__Your goal__
Select and reproduce each line of the listing below that bears the string "color".

__Records to use__
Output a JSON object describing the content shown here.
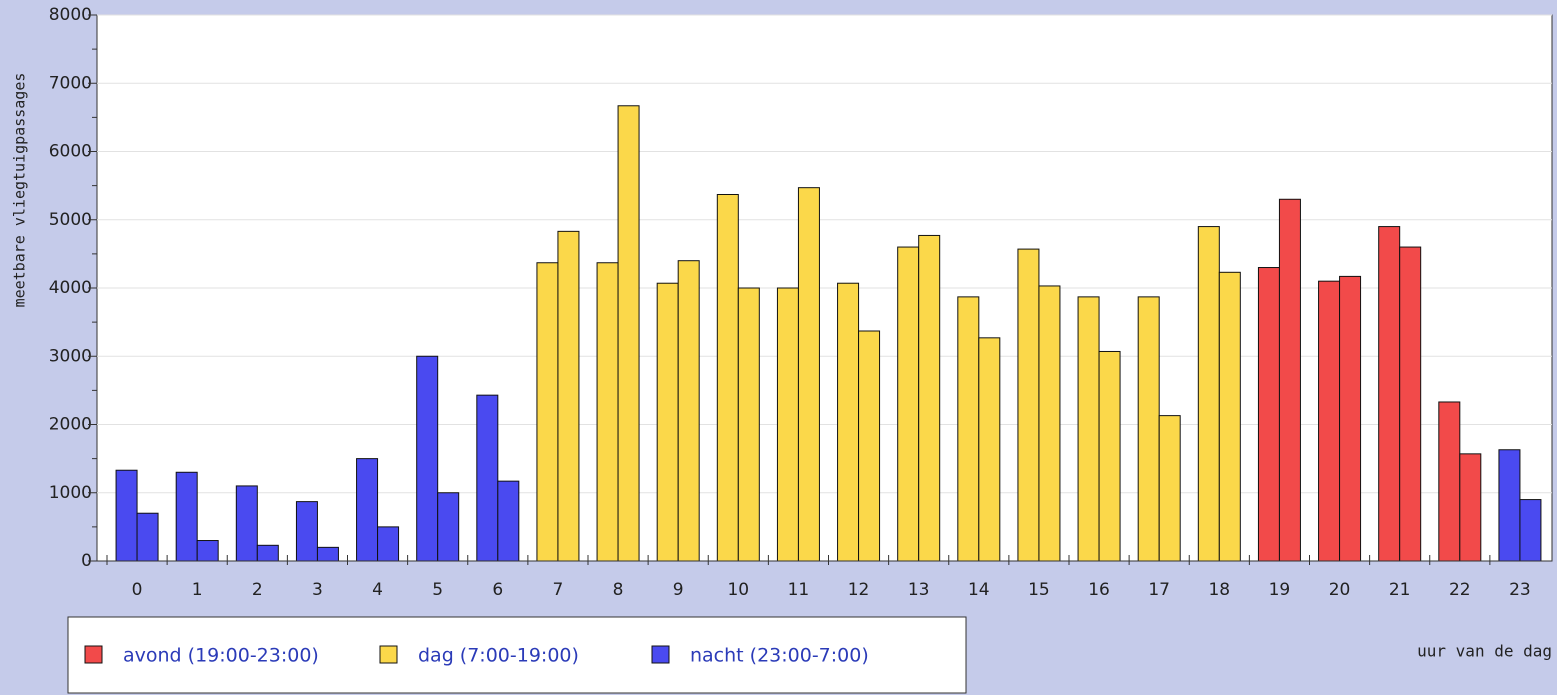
{
  "chart_data": {
    "type": "bar",
    "y_label": "meetbare vliegtuigpassages",
    "x_label": "uur van de dag",
    "categories": [
      "0",
      "1",
      "2",
      "3",
      "4",
      "5",
      "6",
      "7",
      "8",
      "9",
      "10",
      "11",
      "12",
      "13",
      "14",
      "15",
      "16",
      "17",
      "18",
      "19",
      "20",
      "21",
      "22",
      "23"
    ],
    "series": [
      {
        "name": "avond (19:00-23:00)",
        "color": "#f24a4a",
        "values": [
          null,
          null,
          null,
          null,
          null,
          null,
          null,
          null,
          null,
          null,
          null,
          null,
          null,
          null,
          null,
          null,
          null,
          null,
          null,
          [
            4300,
            5300
          ],
          [
            4100,
            4170
          ],
          [
            4900,
            4600
          ],
          [
            2330,
            1570
          ],
          null
        ]
      },
      {
        "name": "dag (7:00-19:00)",
        "color": "#fbd84a",
        "values": [
          null,
          null,
          null,
          null,
          null,
          null,
          null,
          [
            4370,
            4830
          ],
          [
            4370,
            6670
          ],
          [
            4070,
            4400
          ],
          [
            5370,
            4000
          ],
          [
            4000,
            5470
          ],
          [
            4070,
            3370
          ],
          [
            4600,
            4770
          ],
          [
            3870,
            3270
          ],
          [
            4570,
            4030
          ],
          [
            3870,
            3070
          ],
          [
            3870,
            2130
          ],
          [
            4900,
            4230
          ],
          null,
          null,
          null,
          null,
          null
        ]
      },
      {
        "name": "nacht (23:00-7:00)",
        "color": "#4a4af0",
        "values": [
          [
            1330,
            700
          ],
          [
            1300,
            300
          ],
          [
            1100,
            230
          ],
          [
            870,
            200
          ],
          [
            1500,
            500
          ],
          [
            3000,
            1000
          ],
          [
            2430,
            1170
          ],
          null,
          null,
          null,
          null,
          null,
          null,
          null,
          null,
          null,
          null,
          null,
          null,
          null,
          null,
          null,
          null,
          [
            1630,
            900
          ]
        ]
      }
    ],
    "ylim": [
      0,
      8000
    ],
    "yticks": [
      0,
      1000,
      2000,
      3000,
      4000,
      5000,
      6000,
      7000,
      8000
    ],
    "grid": true
  }
}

__Full response__
        "color": "#f24a4a",
        "color": "#fbd84a",
        "color": "#4a4af0",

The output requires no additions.